## [Collected data]
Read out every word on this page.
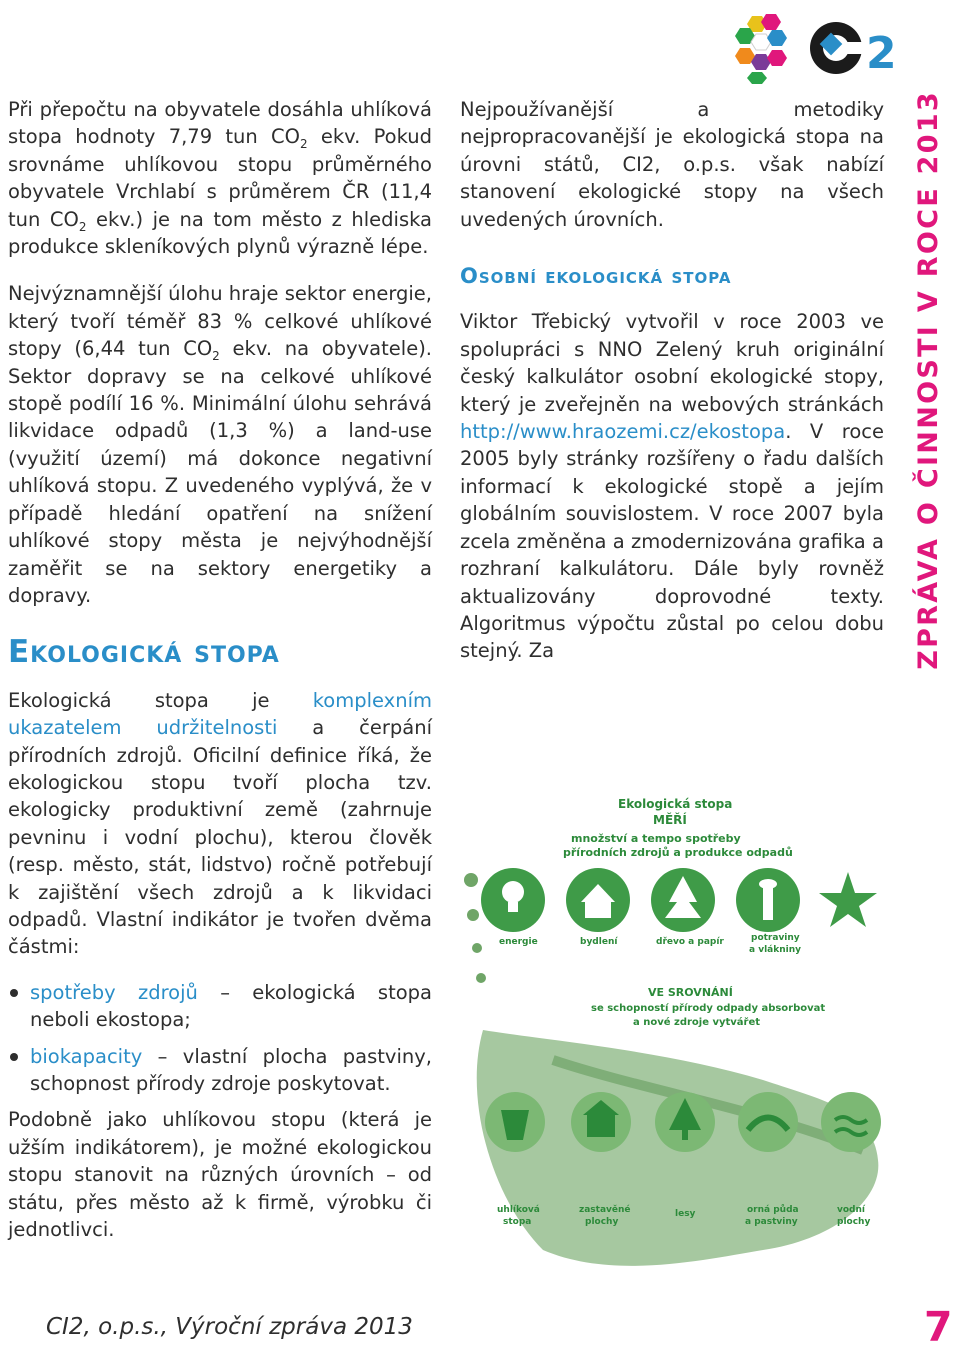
2

Při přepočtu na obyvatele dosáhla uhlíková stopa hodnoty 7,79 tun $CO_2$ ekv. Pokud srovnáme uhlíkovou stopu průměrného obyvatele Vrchlabí s průměrem ČR (11,4 tun $CO_2$ ekv.) je na tom město z hlediska produkce skleníkových plynů výrazně lépe.

Nejvýznamnější úlohu hraje sektor energie, který tvoří téměř 83 % celkové uhlíkové stopy (6,44 tun $CO_2$ ekv. na obyvatele). Sektor dopravy se na celkové uhlíkové stopě podílí 16 %. Minimální úlohu sehrává likvidace odpadů (1,3 %) a land-use (využití území) má dokonce negativní uhlíková stopu. Z uvedeného vyplývá, že v případě hledání opatření na snížení uhlíkové stopy města je nejvýhodnější zaměřit se na sektory energetiky a dopravy.

Ekologická stopa

Ekologická stopa je komplexním ukazatelem udržitelnosti a čerpání přírodních zdrojů. Oficilní definice říká, že ekologickou stopu tvoří plocha tzv. ekologicky produktivní země (zahrnuje pevninu i vodní plochu), kterou člověk (resp. město, stát, lidstvo) ročně potřebují k zajištění všech zdrojů a k likvidaci odpadů. Vlastní indikátor je tvořen dvěma částmi:

spotřeby zdrojů – ekologická stopa neboli ekostopa;
biokapacity – vlastní plocha pastviny, schopnost přírody zdroje poskytovat.

Podobně jako uhlíkovou stopu (která je užším indikátorem), je možné ekologickou stopu stanovit na různých úrovních – od státu, přes město až k firmě, výrobku či jednotlivci.

Nejpoužívanější a metodiky nejpropracovanější je ekologická stopa na úrovni států, CI2, o.p.s. však nabízí stanovení ekologické stopy na všech uvedených úrovních.

Osobní ekologická stopa

Viktor Třebický vytvořil v roce 2003 ve spolupráci s NNO Zelený kruh originální český kalkulátor osobní ekologické stopy, který je zveřejněn na webových stránkách http://www.hraozemi.cz/ekostopa. V roce 2005 byly stránky rozšířeny o řadu dalších informací k ekologické stopě a jejím globálním souvislostem. V roce 2007 byla zcela změněna a zmodernizována grafika a rozhraní kalkulátoru. Dále byly rovněž aktualizovány doprovodné texty. Algoritmus výpočtu zůstal po celou dobu stejný. Za

Ekologická stopa
MĚŘÍ
množství a tempo spotřeby
přírodních zdrojů a produkce odpadů
energie	bydlení	dřevo a papír	potraviny
a vlákniny
VE SROVNÁNÍ
se schopností přírody odpady absorbovat
a nové zdroje vytvářet
uhlíková
stopa
zastavěné
plochy
lesy	orná půda
a pastviny
vodní
plochy
ZPRÁVA O ČINNOSTI V ROCE 2013
CI2, o.p.s., Výroční zpráva 2013	7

## [Written exercise]
Your task is to set down the records shown above exactly, minus any pictures.

## [Full solution]
Read out every word on this page.
2

Při přepočtu na obyvatele dosáhla uhlíková stopa hodnoty 7,79 tun $CO_2$ ekv. Pokud srovnáme uhlíkovou stopu průměrného obyvatele Vrchlabí s průměrem ČR (11,4 tun $CO_2$ ekv.) je na tom město z hlediska produkce skleníkových plynů výrazně lépe.

Nejvýznamnější úlohu hraje sektor energie, který tvoří téměř 83 % celkové uhlíkové stopy (6,44 tun $CO_2$ ekv. na obyvatele). Sektor dopravy se na celkové uhlíkové stopě podílí 16 %. Minimální úlohu sehrává likvidace odpadů (1,3 %) a land-use (využití území) má dokonce negativní uhlíková stopu. Z uvedeného vyplývá, že v případě hledání opatření na snížení uhlíkové stopy města je nejvýhodnější zaměřit se na sektory energetiky a dopravy.

Ekologická stopa

Ekologická stopa je komplexním ukazatelem udržitelnosti a čerpání přírodních zdrojů. Oficilní definice říká, že ekologickou stopu tvoří plocha tzv. ekologicky produktivní země (zahrnuje pevninu i vodní plochu), kterou člověk (resp. město, stát, lidstvo) ročně potřebují k zajištění všech zdrojů a k likvidaci odpadů. Vlastní indikátor je tvořen dvěma částmi:

spotřeby zdrojů – ekologická stopa neboli ekostopa;
biokapacity – vlastní plocha pastviny, schopnost přírody zdroje poskytovat.

Podobně jako uhlíkovou stopu (která je užším indikátorem), je možné ekologickou stopu stanovit na různých úrovních – od státu, přes město až k firmě, výrobku či jednotlivci.

Nejpoužívanější a metodiky nejpropracovanější je ekologická stopa na úrovni států, CI2, o.p.s. však nabízí stanovení ekologické stopy na všech uvedených úrovních.

Osobní ekologická stopa

Viktor Třebický vytvořil v roce 2003 ve spolupráci s NNO Zelený kruh originální český kalkulátor osobní ekologické stopy, který je zveřejněn na webových stránkách http://www.hraozemi.cz/ekostopa. V roce 2005 byly stránky rozšířeny o řadu dalších informací k ekologické stopě a jejím globálním souvislostem. V roce 2007 byla zcela změněna a zmodernizována grafika a rozhraní kalkulátoru. Dále byly rovněž aktualizovány doprovodné texty. Algoritmus výpočtu zůstal po celou dobu stejný. Za

Ekologická stopa
MĚŘÍ
množství a tempo spotřeby
přírodních zdrojů a produkce odpadů
energie	bydlení	dřevo a papír	potraviny
a vlákniny
VE SROVNÁNÍ
se schopností přírody odpady absorbovat
a nové zdroje vytvářet
uhlíková
stopa
zastavěné
plochy
lesy	orná půda
a pastviny
vodní
plochy
ZPRÁVA O ČINNOSTI V ROCE 2013
CI2, o.p.s., Výroční zpráva 2013	7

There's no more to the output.